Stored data

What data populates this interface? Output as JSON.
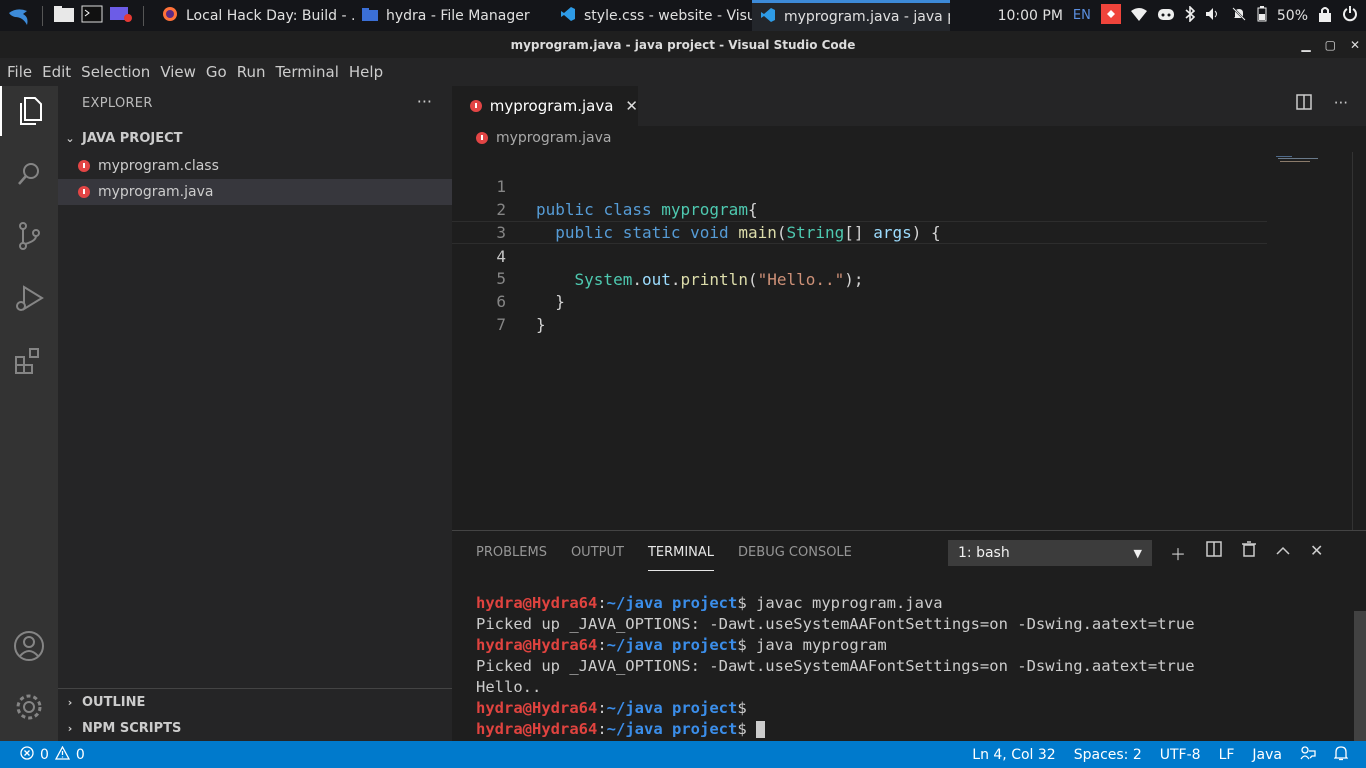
{
  "taskbar": {
    "tasks": [
      {
        "label": "Local Hack Day: Build - ...",
        "icon": "firefox-icon"
      },
      {
        "label": "hydra - File Manager",
        "icon": "file-manager-icon"
      },
      {
        "label": "style.css - website - Visu...",
        "icon": "vscode-icon"
      },
      {
        "label": "myprogram.java - java p...",
        "icon": "vscode-icon"
      }
    ],
    "clock": "10:00 PM",
    "lang": "EN",
    "battery": "50%"
  },
  "window": {
    "title": "myprogram.java - java project - Visual Studio Code"
  },
  "menu": [
    "File",
    "Edit",
    "Selection",
    "View",
    "Go",
    "Run",
    "Terminal",
    "Help"
  ],
  "sidebar": {
    "title": "EXPLORER",
    "project": "JAVA PROJECT",
    "files": [
      "myprogram.class",
      "myprogram.java"
    ],
    "sections": [
      "OUTLINE",
      "NPM SCRIPTS"
    ]
  },
  "editor": {
    "tab": "myprogram.java",
    "breadcrumb": "myprogram.java",
    "line_numbers": [
      "1",
      "2",
      "3",
      "4",
      "5",
      "6",
      "7"
    ],
    "tokens": {
      "public": "public",
      "class": "class",
      "static": "static",
      "void": "void",
      "myprogram": "myprogram",
      "main": "main",
      "String": "String",
      "args": "args",
      "System": "System",
      "out": "out",
      "println": "println",
      "hello": "\"Hello..\""
    }
  },
  "panel": {
    "tabs": [
      "PROBLEMS",
      "OUTPUT",
      "TERMINAL",
      "DEBUG CONSOLE"
    ],
    "terminal_select": "1: bash",
    "prompt_user": "hydra@Hydra64",
    "prompt_path": "~/java project",
    "terminal_lines": [
      {
        "kind": "cmd",
        "cmd": "javac myprogram.java"
      },
      {
        "kind": "out",
        "text": "Picked up _JAVA_OPTIONS: -Dawt.useSystemAAFontSettings=on -Dswing.aatext=true"
      },
      {
        "kind": "cmd",
        "cmd": "java myprogram"
      },
      {
        "kind": "out",
        "text": "Picked up _JAVA_OPTIONS: -Dawt.useSystemAAFontSettings=on -Dswing.aatext=true"
      },
      {
        "kind": "out",
        "text": "Hello.."
      },
      {
        "kind": "cmd",
        "cmd": ""
      }
    ]
  },
  "statusbar": {
    "errors": "0",
    "warnings": "0",
    "position": "Ln 4, Col 32",
    "spaces": "Spaces: 2",
    "encoding": "UTF-8",
    "eol": "LF",
    "language": "Java"
  },
  "colors": {
    "accent": "#007acc",
    "prompt_user": "#e0433f",
    "prompt_path": "#3b8eea",
    "java_icon": "#e24545"
  }
}
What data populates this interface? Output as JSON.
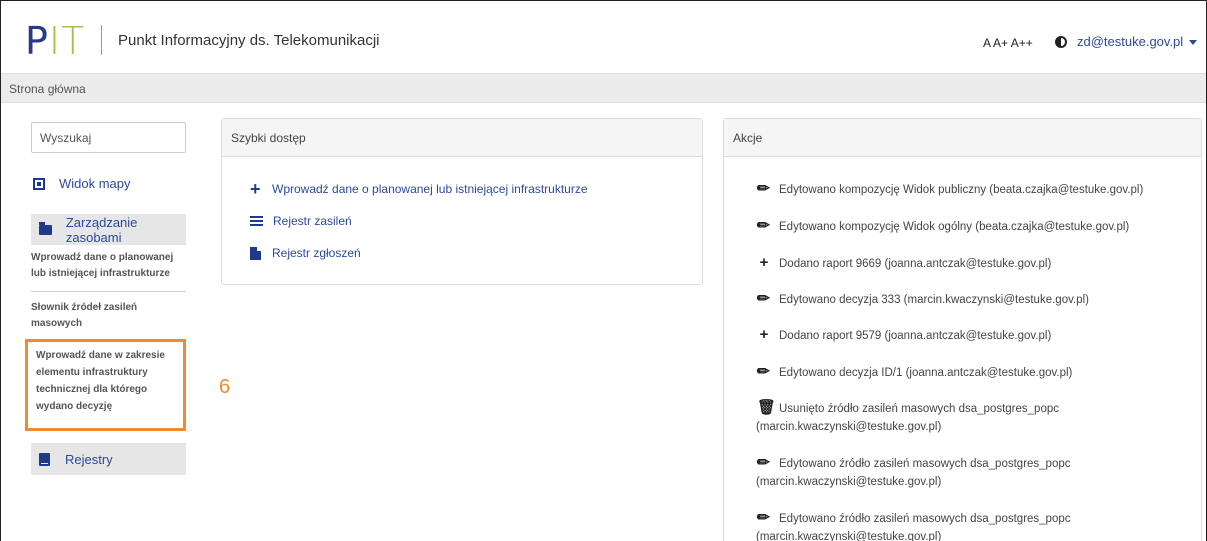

# [SHORT TASK]
Write out every line above exactly as it is, leaving out the pictures.

# [ANSWER TO THE TASK]
What data populates this interface? Output as JSON.
{
  "taskbar": {
    "tasks": [
      {
        "label": "Local Hack Day: Build - ...",
        "icon": "firefox-icon"
      },
      {
        "label": "hydra - File Manager",
        "icon": "file-manager-icon"
      },
      {
        "label": "style.css - website - Visu...",
        "icon": "vscode-icon"
      },
      {
        "label": "myprogram.java - java p...",
        "icon": "vscode-icon"
      }
    ],
    "clock": "10:00 PM",
    "lang": "EN",
    "battery": "50%"
  },
  "window": {
    "title": "myprogram.java - java project - Visual Studio Code"
  },
  "menu": [
    "File",
    "Edit",
    "Selection",
    "View",
    "Go",
    "Run",
    "Terminal",
    "Help"
  ],
  "sidebar": {
    "title": "EXPLORER",
    "project": "JAVA PROJECT",
    "files": [
      "myprogram.class",
      "myprogram.java"
    ],
    "sections": [
      "OUTLINE",
      "NPM SCRIPTS"
    ]
  },
  "editor": {
    "tab": "myprogram.java",
    "breadcrumb": "myprogram.java",
    "line_numbers": [
      "1",
      "2",
      "3",
      "4",
      "5",
      "6",
      "7"
    ],
    "tokens": {
      "public": "public",
      "class": "class",
      "static": "static",
      "void": "void",
      "myprogram": "myprogram",
      "main": "main",
      "String": "String",
      "args": "args",
      "System": "System",
      "out": "out",
      "println": "println",
      "hello": "\"Hello..\""
    }
  },
  "panel": {
    "tabs": [
      "PROBLEMS",
      "OUTPUT",
      "TERMINAL",
      "DEBUG CONSOLE"
    ],
    "terminal_select": "1: bash",
    "prompt_user": "hydra@Hydra64",
    "prompt_path": "~/java project",
    "terminal_lines": [
      {
        "kind": "cmd",
        "cmd": "javac myprogram.java"
      },
      {
        "kind": "out",
        "text": "Picked up _JAVA_OPTIONS: -Dawt.useSystemAAFontSettings=on -Dswing.aatext=true"
      },
      {
        "kind": "cmd",
        "cmd": "java myprogram"
      },
      {
        "kind": "out",
        "text": "Picked up _JAVA_OPTIONS: -Dawt.useSystemAAFontSettings=on -Dswing.aatext=true"
      },
      {
        "kind": "out",
        "text": "Hello.."
      },
      {
        "kind": "cmd",
        "cmd": ""
      }
    ]
  },
  "statusbar": {
    "errors": "0",
    "warnings": "0",
    "position": "Ln 4, Col 32",
    "spaces": "Spaces: 2",
    "encoding": "UTF-8",
    "eol": "LF",
    "language": "Java"
  },
  "colors": {
    "accent": "#007acc",
    "prompt_user": "#e0433f",
    "prompt_path": "#3b8eea",
    "java_icon": "#e24545"
  }
}
What data populates this interface? Output as JSON.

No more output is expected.